#### Your objective
Return, word for word, every line that follows.

#### Provided entries
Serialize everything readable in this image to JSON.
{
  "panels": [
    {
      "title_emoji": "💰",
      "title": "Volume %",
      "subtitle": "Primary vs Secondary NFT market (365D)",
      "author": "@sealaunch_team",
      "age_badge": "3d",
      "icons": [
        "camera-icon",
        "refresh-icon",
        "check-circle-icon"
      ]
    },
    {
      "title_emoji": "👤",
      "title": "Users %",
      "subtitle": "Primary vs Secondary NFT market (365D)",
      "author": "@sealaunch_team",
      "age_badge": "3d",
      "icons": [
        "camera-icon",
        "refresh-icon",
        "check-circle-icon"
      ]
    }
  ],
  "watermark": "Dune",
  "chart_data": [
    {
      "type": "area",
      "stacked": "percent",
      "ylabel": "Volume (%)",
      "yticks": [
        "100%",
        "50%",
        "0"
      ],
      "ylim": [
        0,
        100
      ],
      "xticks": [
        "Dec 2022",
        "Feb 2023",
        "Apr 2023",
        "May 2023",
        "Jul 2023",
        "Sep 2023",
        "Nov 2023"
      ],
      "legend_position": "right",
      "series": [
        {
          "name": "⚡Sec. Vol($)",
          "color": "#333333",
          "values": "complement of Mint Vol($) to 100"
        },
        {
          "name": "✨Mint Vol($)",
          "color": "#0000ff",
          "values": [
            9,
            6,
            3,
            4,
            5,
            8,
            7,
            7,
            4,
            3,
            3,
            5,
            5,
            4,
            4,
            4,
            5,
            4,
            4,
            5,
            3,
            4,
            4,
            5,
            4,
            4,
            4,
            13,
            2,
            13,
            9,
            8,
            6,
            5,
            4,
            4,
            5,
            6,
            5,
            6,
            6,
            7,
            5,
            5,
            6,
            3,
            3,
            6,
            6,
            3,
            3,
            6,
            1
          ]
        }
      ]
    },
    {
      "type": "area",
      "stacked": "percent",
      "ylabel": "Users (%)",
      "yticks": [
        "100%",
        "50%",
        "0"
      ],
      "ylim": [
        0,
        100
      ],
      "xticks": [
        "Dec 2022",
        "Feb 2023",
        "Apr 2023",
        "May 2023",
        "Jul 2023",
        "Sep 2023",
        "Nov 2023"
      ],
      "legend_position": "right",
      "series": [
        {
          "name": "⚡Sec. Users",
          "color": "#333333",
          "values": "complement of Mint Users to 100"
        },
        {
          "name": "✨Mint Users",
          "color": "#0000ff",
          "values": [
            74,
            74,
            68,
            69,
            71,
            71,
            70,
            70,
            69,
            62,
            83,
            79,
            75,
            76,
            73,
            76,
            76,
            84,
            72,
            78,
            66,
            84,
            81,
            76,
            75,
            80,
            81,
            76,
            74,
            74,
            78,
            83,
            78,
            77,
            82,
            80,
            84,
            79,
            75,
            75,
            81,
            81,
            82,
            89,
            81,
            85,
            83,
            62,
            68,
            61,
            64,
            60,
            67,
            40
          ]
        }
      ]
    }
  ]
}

#### Right answer
Serialize everything readable in this image to JSON.
{
  "panels": [
    {
      "title_emoji": "💰",
      "title": "Volume %",
      "subtitle": "Primary vs Secondary NFT market (365D)",
      "author": "@sealaunch_team",
      "age_badge": "3d",
      "icons": [
        "camera-icon",
        "refresh-icon",
        "check-circle-icon"
      ]
    },
    {
      "title_emoji": "👤",
      "title": "Users %",
      "subtitle": "Primary vs Secondary NFT market (365D)",
      "author": "@sealaunch_team",
      "age_badge": "3d",
      "icons": [
        "camera-icon",
        "refresh-icon",
        "check-circle-icon"
      ]
    }
  ],
  "watermark": "Dune",
  "chart_data": [
    {
      "type": "area",
      "stacked": "percent",
      "ylabel": "Volume (%)",
      "yticks": [
        "100%",
        "50%",
        "0"
      ],
      "ylim": [
        0,
        100
      ],
      "xticks": [
        "Dec 2022",
        "Feb 2023",
        "Apr 2023",
        "May 2023",
        "Jul 2023",
        "Sep 2023",
        "Nov 2023"
      ],
      "legend_position": "right",
      "series": [
        {
          "name": "⚡Sec. Vol($)",
          "color": "#333333",
          "values": "complement of Mint Vol($) to 100"
        },
        {
          "name": "✨Mint Vol($)",
          "color": "#0000ff",
          "values": [
            9,
            6,
            3,
            4,
            5,
            8,
            7,
            7,
            4,
            3,
            3,
            5,
            5,
            4,
            4,
            4,
            5,
            4,
            4,
            5,
            3,
            4,
            4,
            5,
            4,
            4,
            4,
            13,
            2,
            13,
            9,
            8,
            6,
            5,
            4,
            4,
            5,
            6,
            5,
            6,
            6,
            7,
            5,
            5,
            6,
            3,
            3,
            6,
            6,
            3,
            3,
            6,
            1
          ]
        }
      ]
    },
    {
      "type": "area",
      "stacked": "percent",
      "ylabel": "Users (%)",
      "yticks": [
        "100%",
        "50%",
        "0"
      ],
      "ylim": [
        0,
        100
      ],
      "xticks": [
        "Dec 2022",
        "Feb 2023",
        "Apr 2023",
        "May 2023",
        "Jul 2023",
        "Sep 2023",
        "Nov 2023"
      ],
      "legend_position": "right",
      "series": [
        {
          "name": "⚡Sec. Users",
          "color": "#333333",
          "values": "complement of Mint Users to 100"
        },
        {
          "name": "✨Mint Users",
          "color": "#0000ff",
          "values": [
            74,
            74,
            68,
            69,
            71,
            71,
            70,
            70,
            69,
            62,
            83,
            79,
            75,
            76,
            73,
            76,
            76,
            84,
            72,
            78,
            66,
            84,
            81,
            76,
            75,
            80,
            81,
            76,
            74,
            74,
            78,
            83,
            78,
            77,
            82,
            80,
            84,
            79,
            75,
            75,
            81,
            81,
            82,
            89,
            81,
            85,
            83,
            62,
            68,
            61,
            64,
            60,
            67,
            40
          ]
        }
      ]
    }
  ]
}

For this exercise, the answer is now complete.